____ Exercise data
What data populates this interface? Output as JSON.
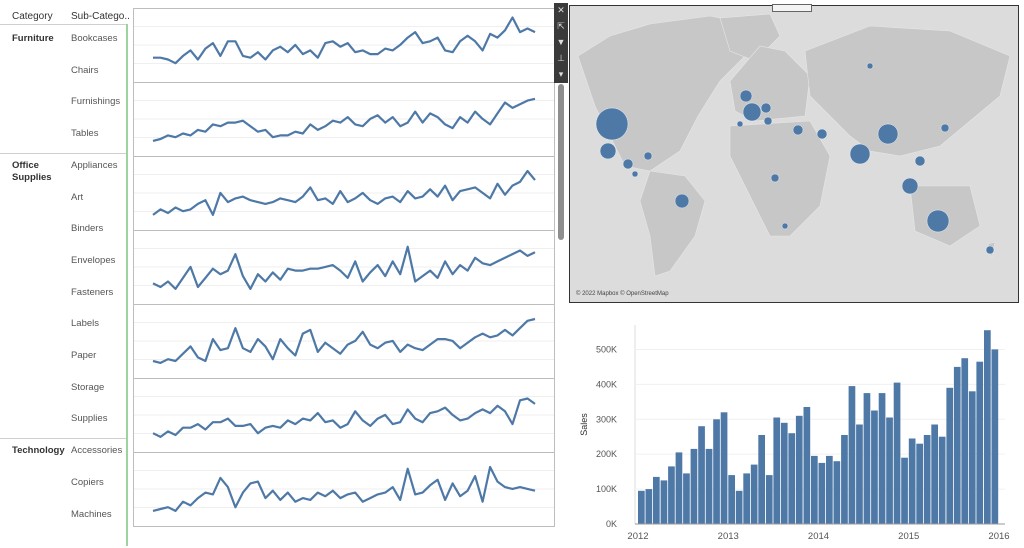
{
  "headers": {
    "category": "Category",
    "subcategory": "Sub-Catego.."
  },
  "categories": [
    {
      "name": "Furniture",
      "subcategories": [
        "Bookcases",
        "Chairs",
        "Furnishings",
        "Tables"
      ]
    },
    {
      "name": "Office\nSupplies",
      "subcategories": [
        "Appliances",
        "Art",
        "Binders",
        "Envelopes",
        "Fasteners",
        "Labels",
        "Paper",
        "Storage",
        "Supplies"
      ]
    },
    {
      "name": "Technology",
      "subcategories": [
        "Accessories",
        "Copiers",
        "Machines"
      ]
    }
  ],
  "toolbar_icons": [
    "close-icon",
    "popout-icon",
    "filter-icon",
    "pin-icon",
    "dropdown-icon"
  ],
  "map": {
    "credit": "© 2022 Mapbox © OpenStreetMap"
  },
  "colors": {
    "series": "#4e79a7",
    "map_land": "#c7c7c7",
    "map_water": "#dcdcdc"
  },
  "chart_data": [
    {
      "type": "line",
      "title": "",
      "grid": true,
      "series": [
        {
          "values": [
            20,
            20,
            18,
            14,
            22,
            28,
            18,
            30,
            36,
            22,
            38,
            38,
            22,
            20,
            26,
            18,
            28,
            32,
            26,
            34,
            24,
            28,
            20,
            36,
            38,
            32,
            36,
            26,
            28,
            24,
            24,
            30,
            28,
            34,
            42,
            48,
            36,
            38,
            42,
            28,
            26,
            38,
            44,
            38,
            28,
            46,
            42,
            50,
            64,
            48,
            52,
            48
          ]
        },
        {
          "values": [
            10,
            12,
            16,
            14,
            18,
            16,
            22,
            20,
            28,
            26,
            30,
            30,
            32,
            26,
            20,
            22,
            14,
            16,
            16,
            20,
            18,
            28,
            22,
            26,
            32,
            30,
            36,
            28,
            26,
            34,
            38,
            30,
            36,
            26,
            30,
            42,
            30,
            40,
            36,
            28,
            24,
            36,
            30,
            42,
            34,
            28,
            40,
            52,
            46,
            50,
            54,
            56
          ]
        },
        {
          "values": [
            10,
            16,
            12,
            18,
            14,
            16,
            22,
            26,
            10,
            34,
            24,
            28,
            30,
            26,
            24,
            22,
            24,
            28,
            26,
            24,
            30,
            40,
            26,
            28,
            22,
            36,
            24,
            28,
            34,
            26,
            22,
            28,
            30,
            24,
            36,
            28,
            30,
            38,
            30,
            42,
            26,
            36,
            38,
            40,
            34,
            28,
            44,
            32,
            42,
            46,
            58,
            48
          ]
        },
        {
          "values": [
            16,
            12,
            18,
            10,
            22,
            34,
            12,
            22,
            32,
            26,
            30,
            48,
            24,
            10,
            26,
            18,
            28,
            20,
            32,
            30,
            30,
            32,
            32,
            34,
            36,
            30,
            22,
            40,
            18,
            28,
            36,
            24,
            40,
            26,
            56,
            18,
            24,
            30,
            22,
            40,
            26,
            36,
            30,
            44,
            38,
            36,
            40,
            44,
            48,
            52,
            46,
            50
          ]
        },
        {
          "values": [
            12,
            10,
            14,
            12,
            20,
            28,
            16,
            12,
            36,
            24,
            26,
            48,
            26,
            22,
            36,
            28,
            14,
            36,
            26,
            18,
            42,
            46,
            22,
            32,
            26,
            20,
            30,
            34,
            44,
            30,
            26,
            32,
            34,
            22,
            30,
            26,
            24,
            30,
            36,
            36,
            34,
            26,
            32,
            38,
            42,
            38,
            40,
            46,
            40,
            48,
            56,
            58
          ]
        },
        {
          "values": [
            14,
            10,
            16,
            12,
            20,
            20,
            24,
            18,
            26,
            26,
            30,
            22,
            22,
            24,
            14,
            20,
            22,
            20,
            28,
            24,
            30,
            28,
            36,
            26,
            28,
            20,
            24,
            38,
            28,
            22,
            30,
            34,
            24,
            26,
            40,
            30,
            26,
            36,
            38,
            42,
            34,
            28,
            30,
            36,
            40,
            36,
            44,
            38,
            24,
            50,
            52,
            46
          ]
        },
        {
          "values": [
            10,
            12,
            14,
            10,
            20,
            16,
            24,
            30,
            28,
            46,
            36,
            14,
            30,
            40,
            42,
            24,
            32,
            22,
            30,
            20,
            24,
            22,
            30,
            26,
            32,
            24,
            28,
            30,
            20,
            24,
            28,
            30,
            36,
            22,
            56,
            28,
            30,
            38,
            44,
            22,
            40,
            26,
            32,
            48,
            20,
            58,
            42,
            36,
            34,
            36,
            34,
            32
          ]
        }
      ]
    },
    {
      "type": "bar",
      "title": "",
      "ylabel": "Sales",
      "xlabel": "",
      "ylim": [
        0,
        570000
      ],
      "yticks": [
        "0K",
        "100K",
        "200K",
        "300K",
        "400K",
        "500K"
      ],
      "xticks": [
        "2012",
        "2013",
        "2014",
        "2015",
        "2016"
      ],
      "values": [
        95000,
        100000,
        135000,
        125000,
        165000,
        205000,
        145000,
        215000,
        280000,
        215000,
        300000,
        320000,
        140000,
        95000,
        145000,
        170000,
        255000,
        140000,
        305000,
        290000,
        260000,
        310000,
        335000,
        195000,
        175000,
        195000,
        180000,
        255000,
        395000,
        285000,
        375000,
        325000,
        375000,
        305000,
        405000,
        190000,
        245000,
        230000,
        255000,
        285000,
        250000,
        390000,
        450000,
        475000,
        380000,
        465000,
        555000,
        500000
      ]
    }
  ]
}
________
• Given request: Pictures in the records above are left out; print everything else exactly as written.

• Problem solution:
What data populates this interface? Output as JSON.
{
  "headers": {
    "category": "Category",
    "subcategory": "Sub-Catego.."
  },
  "categories": [
    {
      "name": "Furniture",
      "subcategories": [
        "Bookcases",
        "Chairs",
        "Furnishings",
        "Tables"
      ]
    },
    {
      "name": "Office\nSupplies",
      "subcategories": [
        "Appliances",
        "Art",
        "Binders",
        "Envelopes",
        "Fasteners",
        "Labels",
        "Paper",
        "Storage",
        "Supplies"
      ]
    },
    {
      "name": "Technology",
      "subcategories": [
        "Accessories",
        "Copiers",
        "Machines"
      ]
    }
  ],
  "toolbar_icons": [
    "close-icon",
    "popout-icon",
    "filter-icon",
    "pin-icon",
    "dropdown-icon"
  ],
  "map": {
    "credit": "© 2022 Mapbox © OpenStreetMap"
  },
  "colors": {
    "series": "#4e79a7",
    "map_land": "#c7c7c7",
    "map_water": "#dcdcdc"
  },
  "chart_data": [
    {
      "type": "line",
      "title": "",
      "grid": true,
      "series": [
        {
          "values": [
            20,
            20,
            18,
            14,
            22,
            28,
            18,
            30,
            36,
            22,
            38,
            38,
            22,
            20,
            26,
            18,
            28,
            32,
            26,
            34,
            24,
            28,
            20,
            36,
            38,
            32,
            36,
            26,
            28,
            24,
            24,
            30,
            28,
            34,
            42,
            48,
            36,
            38,
            42,
            28,
            26,
            38,
            44,
            38,
            28,
            46,
            42,
            50,
            64,
            48,
            52,
            48
          ]
        },
        {
          "values": [
            10,
            12,
            16,
            14,
            18,
            16,
            22,
            20,
            28,
            26,
            30,
            30,
            32,
            26,
            20,
            22,
            14,
            16,
            16,
            20,
            18,
            28,
            22,
            26,
            32,
            30,
            36,
            28,
            26,
            34,
            38,
            30,
            36,
            26,
            30,
            42,
            30,
            40,
            36,
            28,
            24,
            36,
            30,
            42,
            34,
            28,
            40,
            52,
            46,
            50,
            54,
            56
          ]
        },
        {
          "values": [
            10,
            16,
            12,
            18,
            14,
            16,
            22,
            26,
            10,
            34,
            24,
            28,
            30,
            26,
            24,
            22,
            24,
            28,
            26,
            24,
            30,
            40,
            26,
            28,
            22,
            36,
            24,
            28,
            34,
            26,
            22,
            28,
            30,
            24,
            36,
            28,
            30,
            38,
            30,
            42,
            26,
            36,
            38,
            40,
            34,
            28,
            44,
            32,
            42,
            46,
            58,
            48
          ]
        },
        {
          "values": [
            16,
            12,
            18,
            10,
            22,
            34,
            12,
            22,
            32,
            26,
            30,
            48,
            24,
            10,
            26,
            18,
            28,
            20,
            32,
            30,
            30,
            32,
            32,
            34,
            36,
            30,
            22,
            40,
            18,
            28,
            36,
            24,
            40,
            26,
            56,
            18,
            24,
            30,
            22,
            40,
            26,
            36,
            30,
            44,
            38,
            36,
            40,
            44,
            48,
            52,
            46,
            50
          ]
        },
        {
          "values": [
            12,
            10,
            14,
            12,
            20,
            28,
            16,
            12,
            36,
            24,
            26,
            48,
            26,
            22,
            36,
            28,
            14,
            36,
            26,
            18,
            42,
            46,
            22,
            32,
            26,
            20,
            30,
            34,
            44,
            30,
            26,
            32,
            34,
            22,
            30,
            26,
            24,
            30,
            36,
            36,
            34,
            26,
            32,
            38,
            42,
            38,
            40,
            46,
            40,
            48,
            56,
            58
          ]
        },
        {
          "values": [
            14,
            10,
            16,
            12,
            20,
            20,
            24,
            18,
            26,
            26,
            30,
            22,
            22,
            24,
            14,
            20,
            22,
            20,
            28,
            24,
            30,
            28,
            36,
            26,
            28,
            20,
            24,
            38,
            28,
            22,
            30,
            34,
            24,
            26,
            40,
            30,
            26,
            36,
            38,
            42,
            34,
            28,
            30,
            36,
            40,
            36,
            44,
            38,
            24,
            50,
            52,
            46
          ]
        },
        {
          "values": [
            10,
            12,
            14,
            10,
            20,
            16,
            24,
            30,
            28,
            46,
            36,
            14,
            30,
            40,
            42,
            24,
            32,
            22,
            30,
            20,
            24,
            22,
            30,
            26,
            32,
            24,
            28,
            30,
            20,
            24,
            28,
            30,
            36,
            22,
            56,
            28,
            30,
            38,
            44,
            22,
            40,
            26,
            32,
            48,
            20,
            58,
            42,
            36,
            34,
            36,
            34,
            32
          ]
        }
      ]
    },
    {
      "type": "bar",
      "title": "",
      "ylabel": "Sales",
      "xlabel": "",
      "ylim": [
        0,
        570000
      ],
      "yticks": [
        "0K",
        "100K",
        "200K",
        "300K",
        "400K",
        "500K"
      ],
      "xticks": [
        "2012",
        "2013",
        "2014",
        "2015",
        "2016"
      ],
      "values": [
        95000,
        100000,
        135000,
        125000,
        165000,
        205000,
        145000,
        215000,
        280000,
        215000,
        300000,
        320000,
        140000,
        95000,
        145000,
        170000,
        255000,
        140000,
        305000,
        290000,
        260000,
        310000,
        335000,
        195000,
        175000,
        195000,
        180000,
        255000,
        395000,
        285000,
        375000,
        325000,
        375000,
        305000,
        405000,
        190000,
        245000,
        230000,
        255000,
        285000,
        250000,
        390000,
        450000,
        475000,
        380000,
        465000,
        555000,
        500000
      ]
    }
  ]
}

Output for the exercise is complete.